Short exercise. Write out the listing below exactly, and omit any images you find in it.

The data.
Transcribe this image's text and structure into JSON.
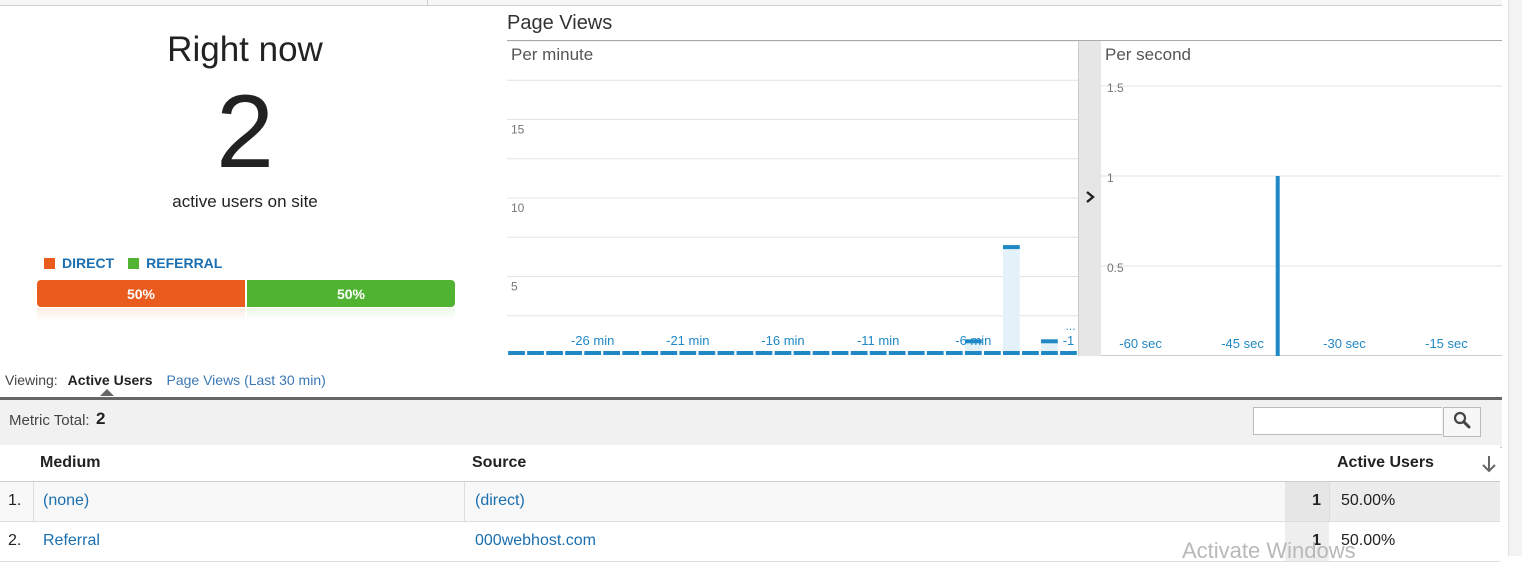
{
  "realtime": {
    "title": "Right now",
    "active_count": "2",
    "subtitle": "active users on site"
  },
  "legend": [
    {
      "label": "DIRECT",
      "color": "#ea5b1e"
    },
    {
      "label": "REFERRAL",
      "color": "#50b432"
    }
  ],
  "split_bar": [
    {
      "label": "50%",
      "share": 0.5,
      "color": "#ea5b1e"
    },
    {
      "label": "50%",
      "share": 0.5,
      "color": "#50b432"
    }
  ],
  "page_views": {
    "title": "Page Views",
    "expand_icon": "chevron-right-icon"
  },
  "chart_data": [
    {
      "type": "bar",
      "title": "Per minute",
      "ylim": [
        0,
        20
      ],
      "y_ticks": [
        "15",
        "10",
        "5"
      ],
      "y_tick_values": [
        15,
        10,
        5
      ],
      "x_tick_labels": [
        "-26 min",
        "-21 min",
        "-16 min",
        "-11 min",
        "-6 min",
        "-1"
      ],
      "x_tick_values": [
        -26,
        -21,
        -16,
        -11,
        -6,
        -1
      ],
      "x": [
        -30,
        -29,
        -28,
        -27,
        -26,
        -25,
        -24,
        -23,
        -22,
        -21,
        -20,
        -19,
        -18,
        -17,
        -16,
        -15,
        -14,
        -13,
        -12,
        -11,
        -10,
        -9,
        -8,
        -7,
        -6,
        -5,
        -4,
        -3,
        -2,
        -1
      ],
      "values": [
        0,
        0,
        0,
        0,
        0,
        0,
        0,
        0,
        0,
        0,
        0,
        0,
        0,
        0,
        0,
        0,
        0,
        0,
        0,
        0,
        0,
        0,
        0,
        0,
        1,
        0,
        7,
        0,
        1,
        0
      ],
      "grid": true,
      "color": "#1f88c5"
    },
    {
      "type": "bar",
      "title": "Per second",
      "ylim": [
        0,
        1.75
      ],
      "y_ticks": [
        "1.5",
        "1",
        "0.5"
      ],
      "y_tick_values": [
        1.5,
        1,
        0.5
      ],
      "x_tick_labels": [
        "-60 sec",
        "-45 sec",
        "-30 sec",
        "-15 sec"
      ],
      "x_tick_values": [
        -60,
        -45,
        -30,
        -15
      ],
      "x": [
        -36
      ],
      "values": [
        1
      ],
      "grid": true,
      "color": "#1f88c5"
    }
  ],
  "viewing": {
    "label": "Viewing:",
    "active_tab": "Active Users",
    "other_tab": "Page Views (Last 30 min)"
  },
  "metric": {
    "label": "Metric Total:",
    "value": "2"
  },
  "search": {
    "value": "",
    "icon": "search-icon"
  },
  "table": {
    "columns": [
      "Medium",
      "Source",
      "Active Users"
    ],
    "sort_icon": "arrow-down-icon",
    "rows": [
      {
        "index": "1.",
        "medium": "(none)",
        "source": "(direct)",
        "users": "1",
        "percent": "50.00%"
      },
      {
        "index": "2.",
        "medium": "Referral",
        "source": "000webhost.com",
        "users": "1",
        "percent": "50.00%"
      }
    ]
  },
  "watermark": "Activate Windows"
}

Problem solution.
Transcribe this image's text and structure into JSON.
{
  "realtime": {
    "title": "Right now",
    "active_count": "2",
    "subtitle": "active users on site"
  },
  "legend": [
    {
      "label": "DIRECT",
      "color": "#ea5b1e"
    },
    {
      "label": "REFERRAL",
      "color": "#50b432"
    }
  ],
  "split_bar": [
    {
      "label": "50%",
      "share": 0.5,
      "color": "#ea5b1e"
    },
    {
      "label": "50%",
      "share": 0.5,
      "color": "#50b432"
    }
  ],
  "page_views": {
    "title": "Page Views",
    "expand_icon": "chevron-right-icon"
  },
  "chart_data": [
    {
      "type": "bar",
      "title": "Per minute",
      "ylim": [
        0,
        20
      ],
      "y_ticks": [
        "15",
        "10",
        "5"
      ],
      "y_tick_values": [
        15,
        10,
        5
      ],
      "x_tick_labels": [
        "-26 min",
        "-21 min",
        "-16 min",
        "-11 min",
        "-6 min",
        "-1"
      ],
      "x_tick_values": [
        -26,
        -21,
        -16,
        -11,
        -6,
        -1
      ],
      "x": [
        -30,
        -29,
        -28,
        -27,
        -26,
        -25,
        -24,
        -23,
        -22,
        -21,
        -20,
        -19,
        -18,
        -17,
        -16,
        -15,
        -14,
        -13,
        -12,
        -11,
        -10,
        -9,
        -8,
        -7,
        -6,
        -5,
        -4,
        -3,
        -2,
        -1
      ],
      "values": [
        0,
        0,
        0,
        0,
        0,
        0,
        0,
        0,
        0,
        0,
        0,
        0,
        0,
        0,
        0,
        0,
        0,
        0,
        0,
        0,
        0,
        0,
        0,
        0,
        1,
        0,
        7,
        0,
        1,
        0
      ],
      "grid": true,
      "color": "#1f88c5"
    },
    {
      "type": "bar",
      "title": "Per second",
      "ylim": [
        0,
        1.75
      ],
      "y_ticks": [
        "1.5",
        "1",
        "0.5"
      ],
      "y_tick_values": [
        1.5,
        1,
        0.5
      ],
      "x_tick_labels": [
        "-60 sec",
        "-45 sec",
        "-30 sec",
        "-15 sec"
      ],
      "x_tick_values": [
        -60,
        -45,
        -30,
        -15
      ],
      "x": [
        -36
      ],
      "values": [
        1
      ],
      "grid": true,
      "color": "#1f88c5"
    }
  ],
  "viewing": {
    "label": "Viewing:",
    "active_tab": "Active Users",
    "other_tab": "Page Views (Last 30 min)"
  },
  "metric": {
    "label": "Metric Total:",
    "value": "2"
  },
  "search": {
    "value": "",
    "icon": "search-icon"
  },
  "table": {
    "columns": [
      "Medium",
      "Source",
      "Active Users"
    ],
    "sort_icon": "arrow-down-icon",
    "rows": [
      {
        "index": "1.",
        "medium": "(none)",
        "source": "(direct)",
        "users": "1",
        "percent": "50.00%"
      },
      {
        "index": "2.",
        "medium": "Referral",
        "source": "000webhost.com",
        "users": "1",
        "percent": "50.00%"
      }
    ]
  },
  "watermark": "Activate Windows"
}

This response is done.